▶ **EXERCISE INSTRUCTIONS**
Set the data down again, exactly as it reads, but without the pictures.

▶ **THE RECORDS**

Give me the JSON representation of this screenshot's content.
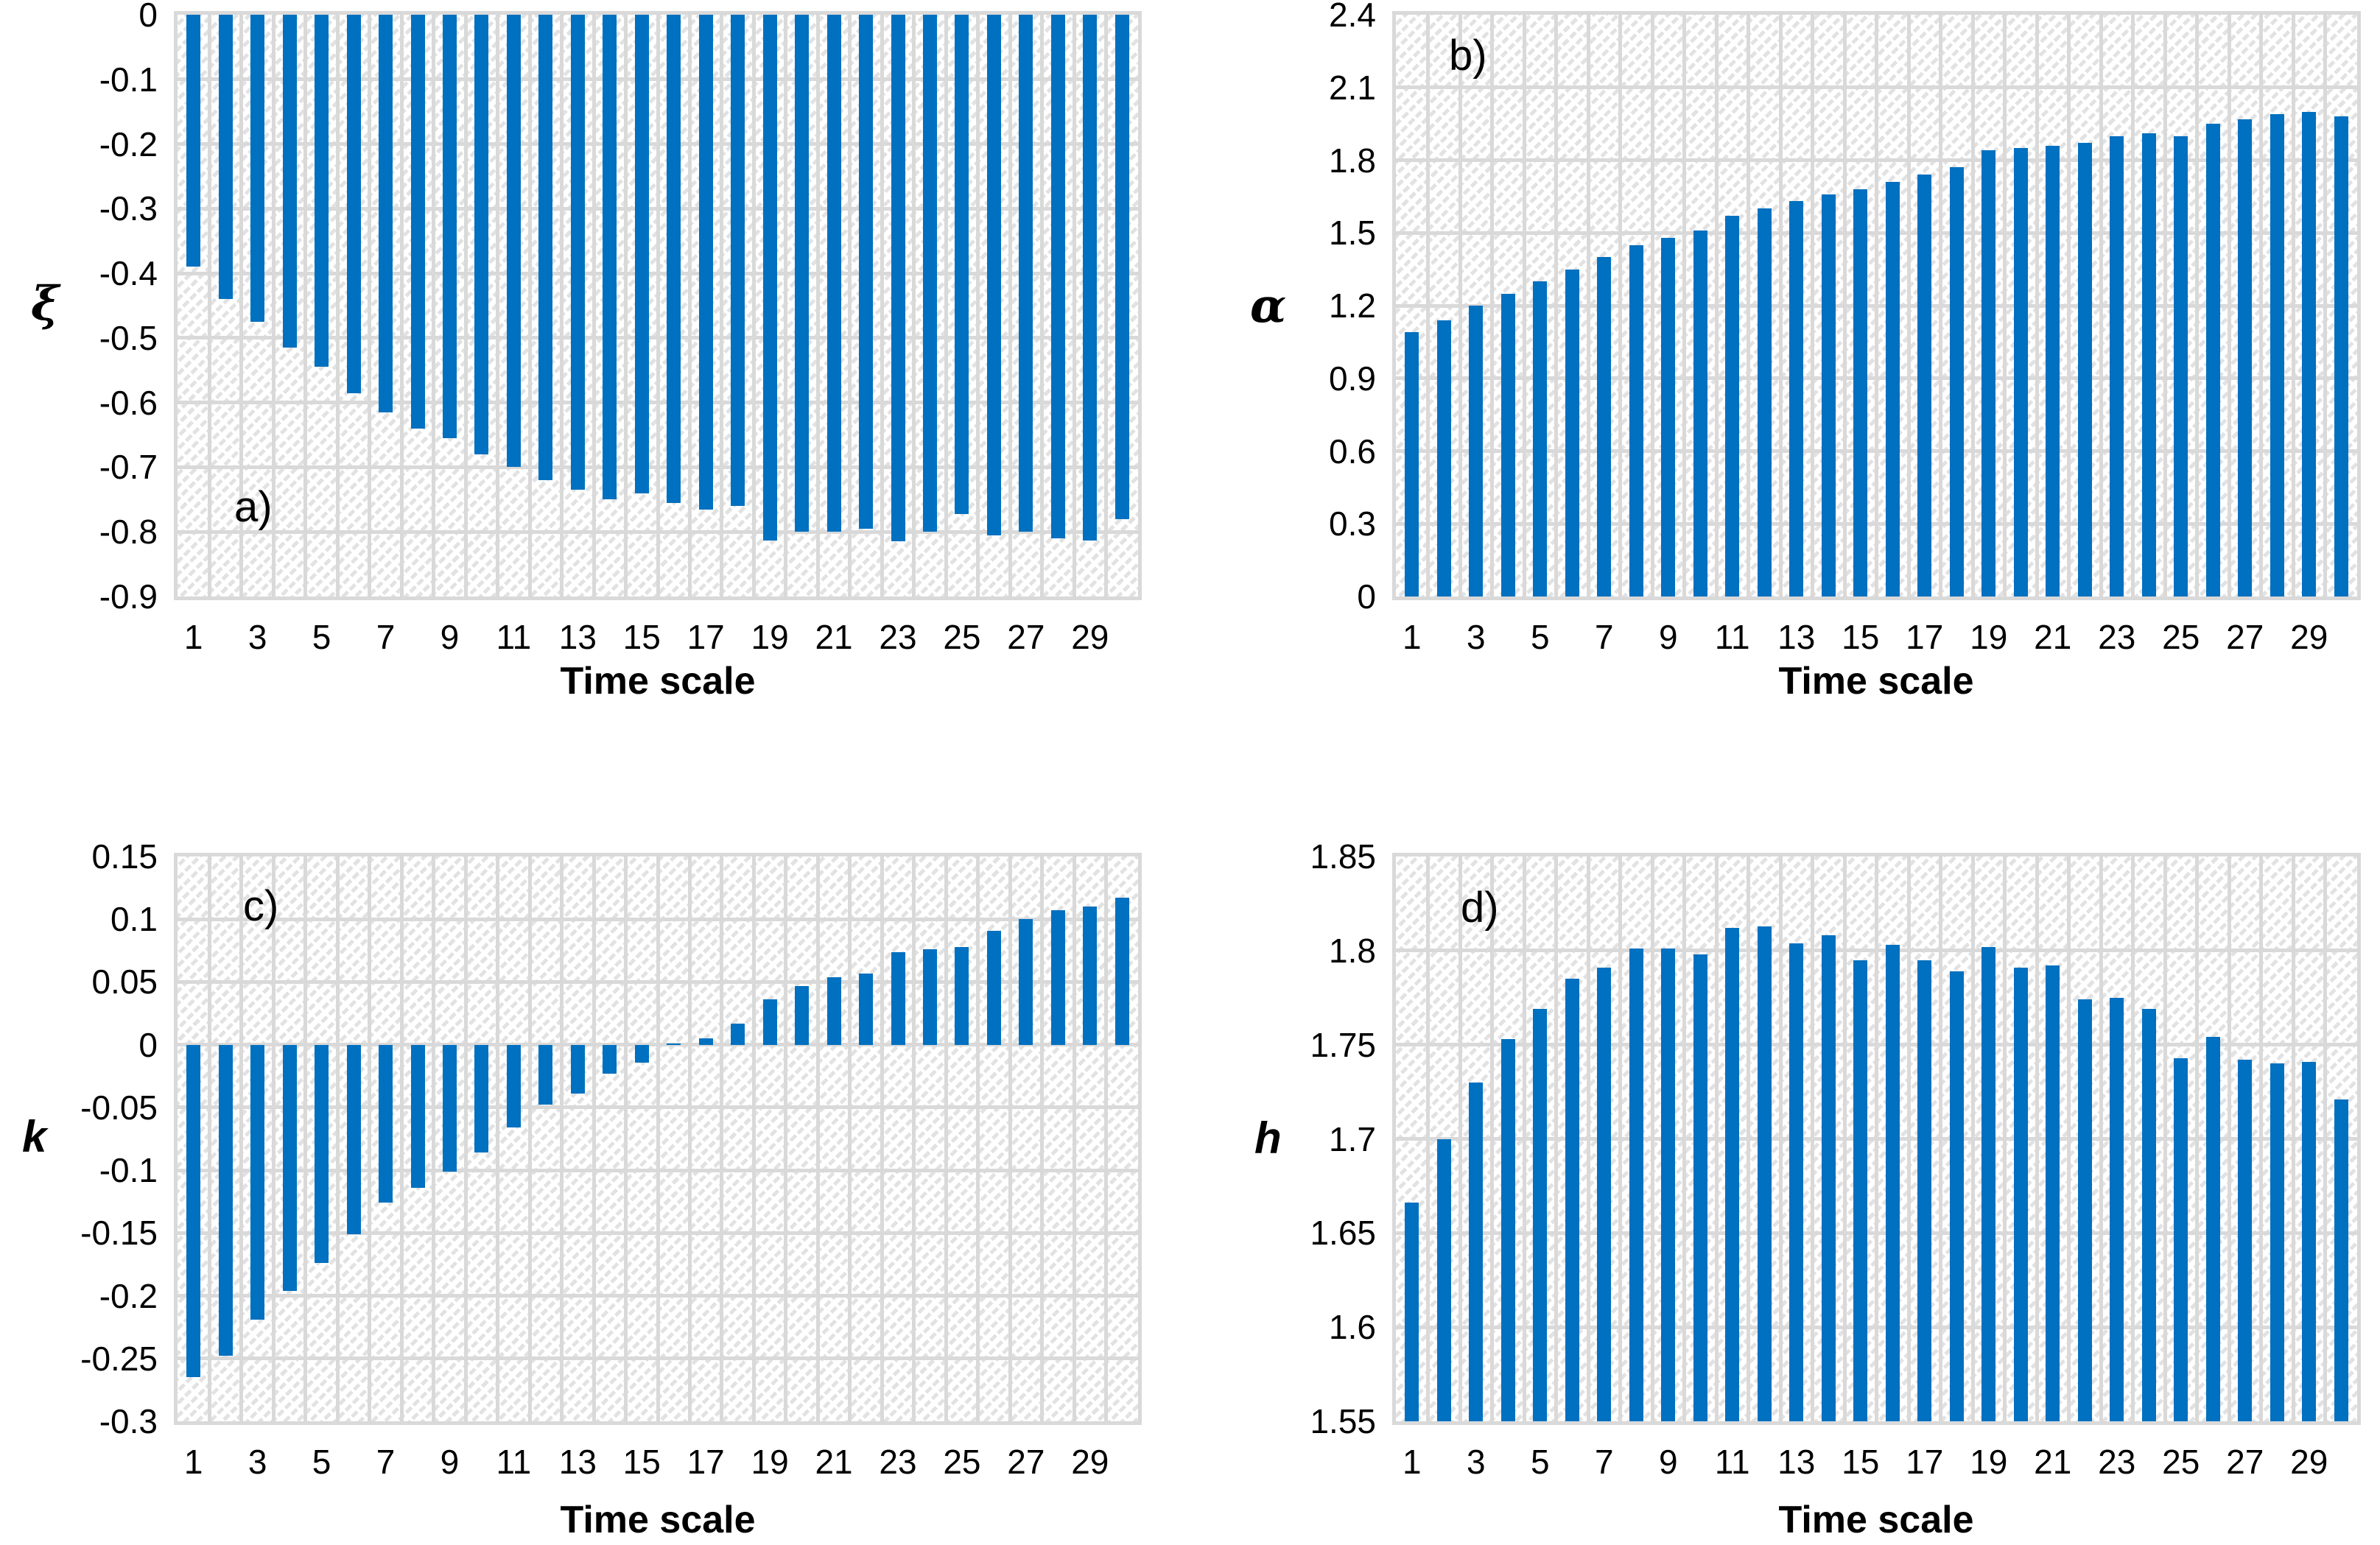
{
  "page": {
    "background": "#ffffff"
  },
  "colors": {
    "bar": "#0070C0",
    "gridline": "#D9D9D9",
    "hatch": "#E2E2E2",
    "text": "#000000"
  },
  "chart_data": [
    {
      "id": "a",
      "type": "bar",
      "panel_label": "a)",
      "xlabel": "Time scale",
      "ylabel": "ξ",
      "ylim": [
        -0.9,
        0
      ],
      "grid": "on",
      "bar_color": "#0070C0",
      "yticks": [
        "0",
        "-0.1",
        "-0.2",
        "-0.3",
        "-0.4",
        "-0.5",
        "-0.6",
        "-0.7",
        "-0.8",
        "-0.9"
      ],
      "xticks": [
        "1",
        "3",
        "5",
        "7",
        "9",
        "11",
        "13",
        "15",
        "17",
        "19",
        "21",
        "23",
        "25",
        "27",
        "29"
      ],
      "x": [
        1,
        2,
        3,
        4,
        5,
        6,
        7,
        8,
        9,
        10,
        11,
        12,
        13,
        14,
        15,
        16,
        17,
        18,
        19,
        20,
        21,
        22,
        23,
        24,
        25,
        26,
        27,
        28,
        29,
        30
      ],
      "values": [
        -0.39,
        -0.44,
        -0.475,
        -0.515,
        -0.545,
        -0.585,
        -0.615,
        -0.64,
        -0.655,
        -0.68,
        -0.7,
        -0.72,
        -0.735,
        -0.75,
        -0.74,
        -0.755,
        -0.765,
        -0.76,
        -0.813,
        -0.8,
        -0.8,
        -0.795,
        -0.815,
        -0.8,
        -0.772,
        -0.805,
        -0.8,
        -0.81,
        -0.813,
        -0.78
      ]
    },
    {
      "id": "b",
      "type": "bar",
      "panel_label": "b)",
      "xlabel": "Time scale",
      "ylabel": "α",
      "ylim": [
        0,
        2.4
      ],
      "grid": "on",
      "bar_color": "#0070C0",
      "yticks": [
        "2.4",
        "2.1",
        "1.8",
        "1.5",
        "1.2",
        "0.9",
        "0.6",
        "0.3",
        "0"
      ],
      "xticks": [
        "1",
        "3",
        "5",
        "7",
        "9",
        "11",
        "13",
        "15",
        "17",
        "19",
        "21",
        "23",
        "25",
        "27",
        "29"
      ],
      "x": [
        1,
        2,
        3,
        4,
        5,
        6,
        7,
        8,
        9,
        10,
        11,
        12,
        13,
        14,
        15,
        16,
        17,
        18,
        19,
        20,
        21,
        22,
        23,
        24,
        25,
        26,
        27,
        28,
        29,
        30
      ],
      "values": [
        1.09,
        1.14,
        1.2,
        1.25,
        1.3,
        1.35,
        1.4,
        1.45,
        1.48,
        1.51,
        1.57,
        1.6,
        1.63,
        1.66,
        1.68,
        1.71,
        1.74,
        1.77,
        1.84,
        1.85,
        1.86,
        1.87,
        1.9,
        1.91,
        1.9,
        1.95,
        1.97,
        1.99,
        2.0,
        1.98
      ]
    },
    {
      "id": "c",
      "type": "bar",
      "panel_label": "c)",
      "xlabel": "Time scale",
      "ylabel": "k",
      "ylim": [
        -0.3,
        0.15
      ],
      "grid": "on",
      "bar_color": "#0070C0",
      "yticks": [
        "0.15",
        "0.1",
        "0.05",
        "0",
        "-0.05",
        "-0.1",
        "-0.15",
        "-0.2",
        "-0.25",
        "-0.3"
      ],
      "xticks": [
        "1",
        "3",
        "5",
        "7",
        "9",
        "11",
        "13",
        "15",
        "17",
        "19",
        "21",
        "23",
        "25",
        "27",
        "29"
      ],
      "x": [
        1,
        2,
        3,
        4,
        5,
        6,
        7,
        8,
        9,
        10,
        11,
        12,
        13,
        14,
        15,
        16,
        17,
        18,
        19,
        20,
        21,
        22,
        23,
        24,
        25,
        26,
        27,
        28,
        29,
        30
      ],
      "values": [
        -0.265,
        -0.248,
        -0.219,
        -0.196,
        -0.174,
        -0.151,
        -0.126,
        -0.114,
        -0.101,
        -0.086,
        -0.066,
        -0.048,
        -0.039,
        -0.023,
        -0.014,
        0.001,
        0.005,
        0.017,
        0.036,
        0.047,
        0.054,
        0.057,
        0.074,
        0.076,
        0.078,
        0.091,
        0.1,
        0.107,
        0.11,
        0.117
      ]
    },
    {
      "id": "d",
      "type": "bar",
      "panel_label": "d)",
      "xlabel": "Time scale",
      "ylabel": "h",
      "ylim": [
        1.55,
        1.85
      ],
      "grid": "on",
      "bar_color": "#0070C0",
      "yticks": [
        "1.85",
        "1.8",
        "1.75",
        "1.7",
        "1.65",
        "1.6",
        "1.55"
      ],
      "xticks": [
        "1",
        "3",
        "5",
        "7",
        "9",
        "11",
        "13",
        "15",
        "17",
        "19",
        "21",
        "23",
        "25",
        "27",
        "29"
      ],
      "x": [
        1,
        2,
        3,
        4,
        5,
        6,
        7,
        8,
        9,
        10,
        11,
        12,
        13,
        14,
        15,
        16,
        17,
        18,
        19,
        20,
        21,
        22,
        23,
        24,
        25,
        26,
        27,
        28,
        29,
        30
      ],
      "values": [
        1.666,
        1.7,
        1.73,
        1.753,
        1.769,
        1.785,
        1.791,
        1.801,
        1.801,
        1.798,
        1.812,
        1.813,
        1.804,
        1.808,
        1.795,
        1.803,
        1.795,
        1.789,
        1.802,
        1.791,
        1.792,
        1.774,
        1.775,
        1.769,
        1.743,
        1.754,
        1.742,
        1.74,
        1.741,
        1.721
      ]
    }
  ]
}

▶ **THE REPLY**
Give me the JSON representation of this screenshot's content.
{
  "page": {
    "background": "#ffffff"
  },
  "colors": {
    "bar": "#0070C0",
    "gridline": "#D9D9D9",
    "hatch": "#E2E2E2",
    "text": "#000000"
  },
  "chart_data": [
    {
      "id": "a",
      "type": "bar",
      "panel_label": "a)",
      "xlabel": "Time scale",
      "ylabel": "ξ",
      "ylim": [
        -0.9,
        0
      ],
      "grid": "on",
      "bar_color": "#0070C0",
      "yticks": [
        "0",
        "-0.1",
        "-0.2",
        "-0.3",
        "-0.4",
        "-0.5",
        "-0.6",
        "-0.7",
        "-0.8",
        "-0.9"
      ],
      "xticks": [
        "1",
        "3",
        "5",
        "7",
        "9",
        "11",
        "13",
        "15",
        "17",
        "19",
        "21",
        "23",
        "25",
        "27",
        "29"
      ],
      "x": [
        1,
        2,
        3,
        4,
        5,
        6,
        7,
        8,
        9,
        10,
        11,
        12,
        13,
        14,
        15,
        16,
        17,
        18,
        19,
        20,
        21,
        22,
        23,
        24,
        25,
        26,
        27,
        28,
        29,
        30
      ],
      "values": [
        -0.39,
        -0.44,
        -0.475,
        -0.515,
        -0.545,
        -0.585,
        -0.615,
        -0.64,
        -0.655,
        -0.68,
        -0.7,
        -0.72,
        -0.735,
        -0.75,
        -0.74,
        -0.755,
        -0.765,
        -0.76,
        -0.813,
        -0.8,
        -0.8,
        -0.795,
        -0.815,
        -0.8,
        -0.772,
        -0.805,
        -0.8,
        -0.81,
        -0.813,
        -0.78
      ]
    },
    {
      "id": "b",
      "type": "bar",
      "panel_label": "b)",
      "xlabel": "Time scale",
      "ylabel": "α",
      "ylim": [
        0,
        2.4
      ],
      "grid": "on",
      "bar_color": "#0070C0",
      "yticks": [
        "2.4",
        "2.1",
        "1.8",
        "1.5",
        "1.2",
        "0.9",
        "0.6",
        "0.3",
        "0"
      ],
      "xticks": [
        "1",
        "3",
        "5",
        "7",
        "9",
        "11",
        "13",
        "15",
        "17",
        "19",
        "21",
        "23",
        "25",
        "27",
        "29"
      ],
      "x": [
        1,
        2,
        3,
        4,
        5,
        6,
        7,
        8,
        9,
        10,
        11,
        12,
        13,
        14,
        15,
        16,
        17,
        18,
        19,
        20,
        21,
        22,
        23,
        24,
        25,
        26,
        27,
        28,
        29,
        30
      ],
      "values": [
        1.09,
        1.14,
        1.2,
        1.25,
        1.3,
        1.35,
        1.4,
        1.45,
        1.48,
        1.51,
        1.57,
        1.6,
        1.63,
        1.66,
        1.68,
        1.71,
        1.74,
        1.77,
        1.84,
        1.85,
        1.86,
        1.87,
        1.9,
        1.91,
        1.9,
        1.95,
        1.97,
        1.99,
        2.0,
        1.98
      ]
    },
    {
      "id": "c",
      "type": "bar",
      "panel_label": "c)",
      "xlabel": "Time scale",
      "ylabel": "k",
      "ylim": [
        -0.3,
        0.15
      ],
      "grid": "on",
      "bar_color": "#0070C0",
      "yticks": [
        "0.15",
        "0.1",
        "0.05",
        "0",
        "-0.05",
        "-0.1",
        "-0.15",
        "-0.2",
        "-0.25",
        "-0.3"
      ],
      "xticks": [
        "1",
        "3",
        "5",
        "7",
        "9",
        "11",
        "13",
        "15",
        "17",
        "19",
        "21",
        "23",
        "25",
        "27",
        "29"
      ],
      "x": [
        1,
        2,
        3,
        4,
        5,
        6,
        7,
        8,
        9,
        10,
        11,
        12,
        13,
        14,
        15,
        16,
        17,
        18,
        19,
        20,
        21,
        22,
        23,
        24,
        25,
        26,
        27,
        28,
        29,
        30
      ],
      "values": [
        -0.265,
        -0.248,
        -0.219,
        -0.196,
        -0.174,
        -0.151,
        -0.126,
        -0.114,
        -0.101,
        -0.086,
        -0.066,
        -0.048,
        -0.039,
        -0.023,
        -0.014,
        0.001,
        0.005,
        0.017,
        0.036,
        0.047,
        0.054,
        0.057,
        0.074,
        0.076,
        0.078,
        0.091,
        0.1,
        0.107,
        0.11,
        0.117
      ]
    },
    {
      "id": "d",
      "type": "bar",
      "panel_label": "d)",
      "xlabel": "Time scale",
      "ylabel": "h",
      "ylim": [
        1.55,
        1.85
      ],
      "grid": "on",
      "bar_color": "#0070C0",
      "yticks": [
        "1.85",
        "1.8",
        "1.75",
        "1.7",
        "1.65",
        "1.6",
        "1.55"
      ],
      "xticks": [
        "1",
        "3",
        "5",
        "7",
        "9",
        "11",
        "13",
        "15",
        "17",
        "19",
        "21",
        "23",
        "25",
        "27",
        "29"
      ],
      "x": [
        1,
        2,
        3,
        4,
        5,
        6,
        7,
        8,
        9,
        10,
        11,
        12,
        13,
        14,
        15,
        16,
        17,
        18,
        19,
        20,
        21,
        22,
        23,
        24,
        25,
        26,
        27,
        28,
        29,
        30
      ],
      "values": [
        1.666,
        1.7,
        1.73,
        1.753,
        1.769,
        1.785,
        1.791,
        1.801,
        1.801,
        1.798,
        1.812,
        1.813,
        1.804,
        1.808,
        1.795,
        1.803,
        1.795,
        1.789,
        1.802,
        1.791,
        1.792,
        1.774,
        1.775,
        1.769,
        1.743,
        1.754,
        1.742,
        1.74,
        1.741,
        1.721
      ]
    }
  ]
}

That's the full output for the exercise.